::: ФРАГМЕНТ ДОКУМЕНТА :::
Нам кажется так лучше всего объяснить его удивительнейшую судьбу. Мало было в нашей литературе людей, которые бы столь единодушно приветствовались при появлении, как г. Вл. Соловьев в семидесятые годы, когда он чуть не 23-х лет выступил как доктор философии с «Кризисом западной философии против позитивизма». Солидные, заслуженные ученые, как Б. Н. Чичерин, отвечали целыми трактатами на диссертацию. Все ему улыбалось тогда и все на него улыбались. И потом долгие годы общество русское в высших образованных его слоях, по-видимому, делало все усилия, чтобы как можно долее прощать ему, забывать его ошибки, ожидать от него поворотов к лучшему. Никого так упорно множество людей не хотело непременно любить. Но тут стало происходить что-то, очевидно высшее и сильнейшее, нежели частные произволения. Дело в том, что г. Вл. Соловьев не только не равнодушен к… «психологии толпы», но его душа как бы сейчас только обнажилась от испанской мушки и чувствительна к укусу комара, как бы это был удар шила. Казалось бы при такой гармонии между впечатлительностью писателя и готовностью общества от него все ожидать и ожидать – он должен был лечь счастливо в свою ячейку, охорошиться в ней, созреть, утешиться и сотворить жизнь, достойную своих талантов и радостную для своего времени. Между тем с каждым шагом вперед он делает что-то до такой степени неправильное, изломанное, прямо неестественное, что ожидания всех мало-помалу стали переходить в отчаяние, привязанность – в раздражение и, наконец, в явное неуважение, а у сколько-нибудь его любящих, вероятно, поднималась глубокая скорбь… В самом деле, были у нас фигуры в литературе ненавидимые; но, вероятно, множество читателей согласится со мною, вдумавшись, вглядевшись во впечатление истекших лет, что фигура Соловьева поразительна тем, что около нее скопилось множество не негодования, а… неуважения, неуважительных, пренебрежительных чувств, взглядов, мнений, отзывов. И что еще поразительнее – этот упадок уважения нисколько не выражается в желании отнять у него дарования или отвергнуть его заслуги, даже ограничить его успехи. «Ты успеваешь; мы тебя приветствуем; но мы совершенно холодны к твоим успехам, и нам не нужны ни эти успехи, ни ты сам».
Тут… какая-то историческая бесовщина; но, вероятно, многие согласятся со мною, что действительно мало есть людей и даже вовсе их не было, которые, занимая столь видное положение в поле зрения своего времени, были бы так глубоко инородны, чужеродны, почти чужестранцы для людей этого времени. Сколько у нас до сей минуты любви к Баратынскому, поэту-философу; Гл. Успенский имеет, может быть, очень тесный, но зато фанатический культ к себе; Писарев, Добролюбов – все это точки притяжения национальной любви. Вот этого центра притяжения не образует г. Вл. Соловьев. И этому вовсе не препятствует, что его работами по богословию и философии пользуются и будут пользоваться. Тут есть что-то странное. Масло и вода не сливаются. Вообще есть вещества, не образующие никакого из себя соединения. Россия или, по крайней мере, русский ум, русская душа и стоящий перед нею данный человек не сливаются и не образуют никакого нового соединения.
:::
= ЗАДАНИЕ 1 =
В скольких строках записей встречается слово «eyedropper»? Посчитайте и назовите только число.
::: НАБОР ДАННЫХ :::
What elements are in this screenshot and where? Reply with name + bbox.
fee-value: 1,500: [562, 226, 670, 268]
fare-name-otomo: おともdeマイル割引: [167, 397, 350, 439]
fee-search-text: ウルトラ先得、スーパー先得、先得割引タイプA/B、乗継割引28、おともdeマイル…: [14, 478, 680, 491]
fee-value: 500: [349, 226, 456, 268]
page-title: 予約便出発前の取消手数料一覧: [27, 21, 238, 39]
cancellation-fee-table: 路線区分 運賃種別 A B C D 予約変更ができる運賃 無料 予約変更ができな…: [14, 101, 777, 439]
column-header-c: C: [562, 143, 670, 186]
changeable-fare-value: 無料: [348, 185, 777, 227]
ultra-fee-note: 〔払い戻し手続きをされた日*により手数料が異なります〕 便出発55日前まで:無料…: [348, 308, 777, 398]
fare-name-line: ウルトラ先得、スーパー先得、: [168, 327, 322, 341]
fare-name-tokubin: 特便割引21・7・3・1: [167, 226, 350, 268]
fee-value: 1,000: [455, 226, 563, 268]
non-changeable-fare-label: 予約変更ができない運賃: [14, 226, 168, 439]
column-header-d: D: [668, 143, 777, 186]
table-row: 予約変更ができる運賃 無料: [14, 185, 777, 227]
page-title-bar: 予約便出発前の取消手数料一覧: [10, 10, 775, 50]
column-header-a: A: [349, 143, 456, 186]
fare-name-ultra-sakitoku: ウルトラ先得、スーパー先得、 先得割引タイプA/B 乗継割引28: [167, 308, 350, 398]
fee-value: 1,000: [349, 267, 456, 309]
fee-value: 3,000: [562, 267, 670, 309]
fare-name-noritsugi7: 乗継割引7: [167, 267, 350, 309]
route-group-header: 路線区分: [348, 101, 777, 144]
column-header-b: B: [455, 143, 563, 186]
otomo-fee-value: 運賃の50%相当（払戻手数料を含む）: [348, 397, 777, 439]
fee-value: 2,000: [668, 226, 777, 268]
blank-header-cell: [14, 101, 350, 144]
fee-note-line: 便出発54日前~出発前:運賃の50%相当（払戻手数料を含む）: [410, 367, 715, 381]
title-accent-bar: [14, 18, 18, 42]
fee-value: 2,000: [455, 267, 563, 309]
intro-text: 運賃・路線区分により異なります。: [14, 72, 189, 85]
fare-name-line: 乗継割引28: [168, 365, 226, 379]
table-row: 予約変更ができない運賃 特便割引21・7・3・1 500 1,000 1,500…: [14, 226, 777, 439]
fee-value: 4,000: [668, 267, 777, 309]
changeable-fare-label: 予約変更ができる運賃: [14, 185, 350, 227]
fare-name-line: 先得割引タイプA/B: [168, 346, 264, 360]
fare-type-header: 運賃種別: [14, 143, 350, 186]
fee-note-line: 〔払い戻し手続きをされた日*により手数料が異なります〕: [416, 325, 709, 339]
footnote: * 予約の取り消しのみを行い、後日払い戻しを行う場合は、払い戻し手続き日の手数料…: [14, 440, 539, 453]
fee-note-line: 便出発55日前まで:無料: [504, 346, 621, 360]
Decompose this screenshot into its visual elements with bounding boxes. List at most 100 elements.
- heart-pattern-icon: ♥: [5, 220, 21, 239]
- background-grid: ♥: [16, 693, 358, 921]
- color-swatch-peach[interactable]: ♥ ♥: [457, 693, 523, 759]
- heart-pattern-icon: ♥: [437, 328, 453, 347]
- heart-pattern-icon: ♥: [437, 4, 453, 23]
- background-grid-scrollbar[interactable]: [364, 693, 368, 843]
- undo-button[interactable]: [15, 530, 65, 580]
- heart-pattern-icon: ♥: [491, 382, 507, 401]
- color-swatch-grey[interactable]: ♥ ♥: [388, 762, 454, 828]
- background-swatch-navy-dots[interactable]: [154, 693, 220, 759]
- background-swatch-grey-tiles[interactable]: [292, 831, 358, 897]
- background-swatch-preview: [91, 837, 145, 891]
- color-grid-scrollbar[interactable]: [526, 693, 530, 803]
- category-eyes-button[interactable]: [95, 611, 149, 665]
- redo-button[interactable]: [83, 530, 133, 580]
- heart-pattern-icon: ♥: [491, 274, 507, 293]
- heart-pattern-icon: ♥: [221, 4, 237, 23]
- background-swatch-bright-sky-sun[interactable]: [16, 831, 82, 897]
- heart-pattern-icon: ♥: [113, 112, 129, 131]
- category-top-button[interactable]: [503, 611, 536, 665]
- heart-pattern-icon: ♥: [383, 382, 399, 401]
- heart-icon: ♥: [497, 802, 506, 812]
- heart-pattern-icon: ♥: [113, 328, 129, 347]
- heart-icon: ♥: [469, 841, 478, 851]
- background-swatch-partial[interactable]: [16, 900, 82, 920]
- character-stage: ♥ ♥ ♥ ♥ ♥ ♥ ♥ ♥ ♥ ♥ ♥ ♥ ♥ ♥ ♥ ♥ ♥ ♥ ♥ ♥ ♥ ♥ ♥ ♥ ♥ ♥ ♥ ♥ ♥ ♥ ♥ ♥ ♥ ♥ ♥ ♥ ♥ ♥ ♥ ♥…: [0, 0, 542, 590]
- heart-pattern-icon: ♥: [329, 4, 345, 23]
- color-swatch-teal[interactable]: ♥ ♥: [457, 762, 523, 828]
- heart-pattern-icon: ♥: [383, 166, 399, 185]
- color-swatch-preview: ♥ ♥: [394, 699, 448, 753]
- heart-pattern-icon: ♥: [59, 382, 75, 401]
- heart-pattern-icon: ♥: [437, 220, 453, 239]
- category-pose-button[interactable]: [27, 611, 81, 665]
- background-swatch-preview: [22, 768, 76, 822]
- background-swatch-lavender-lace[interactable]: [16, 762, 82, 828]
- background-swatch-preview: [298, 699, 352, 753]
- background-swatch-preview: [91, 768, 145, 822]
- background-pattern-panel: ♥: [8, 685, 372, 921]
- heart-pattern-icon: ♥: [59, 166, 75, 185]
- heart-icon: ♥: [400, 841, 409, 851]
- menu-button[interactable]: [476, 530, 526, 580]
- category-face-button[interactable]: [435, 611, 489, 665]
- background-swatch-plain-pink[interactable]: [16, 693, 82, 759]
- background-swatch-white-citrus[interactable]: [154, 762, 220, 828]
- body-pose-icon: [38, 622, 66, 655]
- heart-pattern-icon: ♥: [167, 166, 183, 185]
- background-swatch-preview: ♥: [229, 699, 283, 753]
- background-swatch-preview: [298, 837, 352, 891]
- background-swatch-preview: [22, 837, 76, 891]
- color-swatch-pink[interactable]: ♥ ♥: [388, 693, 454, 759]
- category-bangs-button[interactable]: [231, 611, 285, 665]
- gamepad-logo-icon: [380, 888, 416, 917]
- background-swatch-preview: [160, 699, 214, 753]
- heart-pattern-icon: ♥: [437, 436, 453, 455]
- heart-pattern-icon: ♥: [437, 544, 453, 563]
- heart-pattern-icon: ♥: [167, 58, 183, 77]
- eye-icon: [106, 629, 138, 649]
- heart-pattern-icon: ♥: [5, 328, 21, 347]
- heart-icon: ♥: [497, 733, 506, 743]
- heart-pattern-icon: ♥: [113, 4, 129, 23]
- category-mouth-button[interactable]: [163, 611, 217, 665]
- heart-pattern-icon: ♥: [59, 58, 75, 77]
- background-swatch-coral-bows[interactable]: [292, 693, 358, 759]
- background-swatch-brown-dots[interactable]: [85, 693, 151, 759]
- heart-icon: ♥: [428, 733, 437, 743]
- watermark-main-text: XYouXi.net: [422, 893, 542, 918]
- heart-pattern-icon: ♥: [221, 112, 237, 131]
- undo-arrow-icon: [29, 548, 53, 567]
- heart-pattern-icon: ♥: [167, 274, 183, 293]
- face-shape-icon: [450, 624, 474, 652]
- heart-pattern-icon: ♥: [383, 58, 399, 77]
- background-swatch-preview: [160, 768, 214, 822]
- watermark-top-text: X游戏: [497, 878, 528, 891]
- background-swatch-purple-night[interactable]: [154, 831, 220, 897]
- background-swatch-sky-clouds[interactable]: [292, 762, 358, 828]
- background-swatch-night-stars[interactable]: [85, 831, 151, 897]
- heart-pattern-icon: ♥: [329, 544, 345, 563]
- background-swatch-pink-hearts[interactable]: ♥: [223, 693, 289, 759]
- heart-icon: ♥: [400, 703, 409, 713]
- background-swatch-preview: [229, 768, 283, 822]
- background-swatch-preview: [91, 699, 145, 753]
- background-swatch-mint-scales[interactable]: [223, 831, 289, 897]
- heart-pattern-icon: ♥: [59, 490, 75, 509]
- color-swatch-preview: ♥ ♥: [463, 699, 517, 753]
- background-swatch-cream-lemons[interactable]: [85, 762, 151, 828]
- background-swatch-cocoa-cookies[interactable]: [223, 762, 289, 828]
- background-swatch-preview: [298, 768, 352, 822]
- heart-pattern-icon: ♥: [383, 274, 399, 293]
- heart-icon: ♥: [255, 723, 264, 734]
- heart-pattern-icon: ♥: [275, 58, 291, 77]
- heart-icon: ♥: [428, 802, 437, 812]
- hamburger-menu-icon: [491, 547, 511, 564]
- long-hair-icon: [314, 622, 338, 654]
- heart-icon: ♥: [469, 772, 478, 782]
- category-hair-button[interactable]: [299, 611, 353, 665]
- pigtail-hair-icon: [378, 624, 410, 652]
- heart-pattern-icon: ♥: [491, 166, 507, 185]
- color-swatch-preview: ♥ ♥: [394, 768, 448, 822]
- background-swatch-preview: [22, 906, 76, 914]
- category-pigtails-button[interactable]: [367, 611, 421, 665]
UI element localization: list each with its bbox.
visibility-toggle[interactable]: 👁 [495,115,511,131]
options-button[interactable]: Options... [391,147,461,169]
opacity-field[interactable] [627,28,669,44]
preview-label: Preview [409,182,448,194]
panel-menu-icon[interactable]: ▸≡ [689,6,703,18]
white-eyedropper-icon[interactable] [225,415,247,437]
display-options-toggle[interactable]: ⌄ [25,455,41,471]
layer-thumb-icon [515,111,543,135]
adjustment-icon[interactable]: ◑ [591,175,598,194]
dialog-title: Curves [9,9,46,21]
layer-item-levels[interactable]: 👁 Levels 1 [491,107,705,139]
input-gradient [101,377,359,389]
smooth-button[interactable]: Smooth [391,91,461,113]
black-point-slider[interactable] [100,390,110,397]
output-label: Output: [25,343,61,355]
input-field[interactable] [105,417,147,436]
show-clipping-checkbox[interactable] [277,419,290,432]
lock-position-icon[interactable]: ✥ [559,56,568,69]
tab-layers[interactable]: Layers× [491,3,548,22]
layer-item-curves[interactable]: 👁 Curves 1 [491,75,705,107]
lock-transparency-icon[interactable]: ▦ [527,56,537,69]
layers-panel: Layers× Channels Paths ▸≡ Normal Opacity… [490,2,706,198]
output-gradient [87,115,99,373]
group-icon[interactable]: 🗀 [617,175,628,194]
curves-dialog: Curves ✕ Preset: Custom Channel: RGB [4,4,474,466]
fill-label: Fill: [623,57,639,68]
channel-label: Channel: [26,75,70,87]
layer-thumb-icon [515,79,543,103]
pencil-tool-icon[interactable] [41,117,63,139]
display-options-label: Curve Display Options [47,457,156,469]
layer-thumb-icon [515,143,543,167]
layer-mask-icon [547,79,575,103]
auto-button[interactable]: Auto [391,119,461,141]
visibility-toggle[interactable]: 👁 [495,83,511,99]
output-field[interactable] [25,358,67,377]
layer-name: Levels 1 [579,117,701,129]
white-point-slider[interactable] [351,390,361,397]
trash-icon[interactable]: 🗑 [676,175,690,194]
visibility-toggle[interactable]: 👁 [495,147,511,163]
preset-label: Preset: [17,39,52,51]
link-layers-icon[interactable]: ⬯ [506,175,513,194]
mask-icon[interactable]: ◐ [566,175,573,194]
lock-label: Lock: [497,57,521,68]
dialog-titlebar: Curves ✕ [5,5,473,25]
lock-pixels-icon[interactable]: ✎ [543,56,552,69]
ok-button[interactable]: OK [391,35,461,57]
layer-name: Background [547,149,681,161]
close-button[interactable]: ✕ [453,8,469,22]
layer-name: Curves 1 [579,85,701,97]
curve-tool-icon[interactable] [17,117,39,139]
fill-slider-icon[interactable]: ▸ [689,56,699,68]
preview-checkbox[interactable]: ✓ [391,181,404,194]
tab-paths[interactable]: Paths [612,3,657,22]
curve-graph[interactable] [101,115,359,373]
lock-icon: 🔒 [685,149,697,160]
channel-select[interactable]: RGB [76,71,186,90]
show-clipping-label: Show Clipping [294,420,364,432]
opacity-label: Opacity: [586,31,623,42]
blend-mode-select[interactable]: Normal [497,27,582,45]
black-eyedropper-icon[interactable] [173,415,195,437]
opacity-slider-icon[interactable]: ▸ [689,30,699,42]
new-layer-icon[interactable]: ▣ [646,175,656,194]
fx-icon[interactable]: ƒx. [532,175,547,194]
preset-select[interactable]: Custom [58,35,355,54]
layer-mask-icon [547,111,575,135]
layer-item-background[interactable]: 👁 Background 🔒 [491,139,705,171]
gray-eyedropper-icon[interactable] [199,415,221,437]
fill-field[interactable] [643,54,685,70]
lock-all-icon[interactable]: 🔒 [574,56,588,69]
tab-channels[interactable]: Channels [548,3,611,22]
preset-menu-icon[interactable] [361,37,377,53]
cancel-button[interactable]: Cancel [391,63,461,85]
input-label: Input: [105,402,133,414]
:::
= ЗАДАНИЕ 2 =
Напишите, что следует за последним предложением рассуждения о Вл. Соловьеве.

= ИТОГОВЫЙ ОТВЕТ 1 =
3

= ИТОГОВЫЙ ОТВЕТ 2 =
Заслужил ли он этой судьбы? Можем ли мы сказать, что он не любил своего отечества? Позволю высказать один каприз своей догадки. Невозможно, конечно, доказать, но как-то можно чувствовать, что если бы в роковую минуту вдруг нужно было прямо умереть, погибнуть за Россию – жизнь за жизнь – странная эта и непонятная фигура прямо бросилась бы в пропасть, как какой-то римский воин в битве бросился в какую-то роковую расселину земли и тем спас Рим. И без фразы, и не потому, что на глазах общества, а даже – ночью, невидимый и без вознаграждения. В г. Вл. Соловьеве есть что-то предопределенное, роковое; неуклонное для него. «Судьбы на коне не объедешь»: и это относится именно к печальным и двусмысленным сторонам его полета. Но почти бесспорно потребность любви и жертвы в нем обитает огромная. Любит ли он Россию? – Конечно, да! – Бога? – Конечно и конечно! Истину, науку, философию? – Опять, да! Но служить ничему он не умеет. И не умеет… охватить никакой цели. Золотая голова, серебряная шея, медная грудь… и, дальше – железо, кирпич, песок, глина, плохо, хуже и хуже. Так виделся какой-то бессильный сон Навуходоносору.
У Достоевского в его смутных «Бесах» есть одна фигура, которую замечательно характеризует другое лицо: «если Ставрогин верит (положим, в Бога или во что-нибудь), то он не верит, что он верит; а когда он не верит, то он не верит, что не верит». Выслушав это странное определение целостной натуры, ее «святая святых», третье лицо говорит, что это определение «довольно глупо». Но, однако, почему же глупо? Я думаю, такая «простреленность» души скептицизмом должна между прочим порождать в человеке глубокое и постоянное смятение ума и чувств, соединенное с ледяным равнодушием сердца. Но вот если бы столь очевидная и короткая вещь, такое 2 + 2 = 4, как броситься в пропасть за отечество – то геройское движение великим скептиком было бы совершено.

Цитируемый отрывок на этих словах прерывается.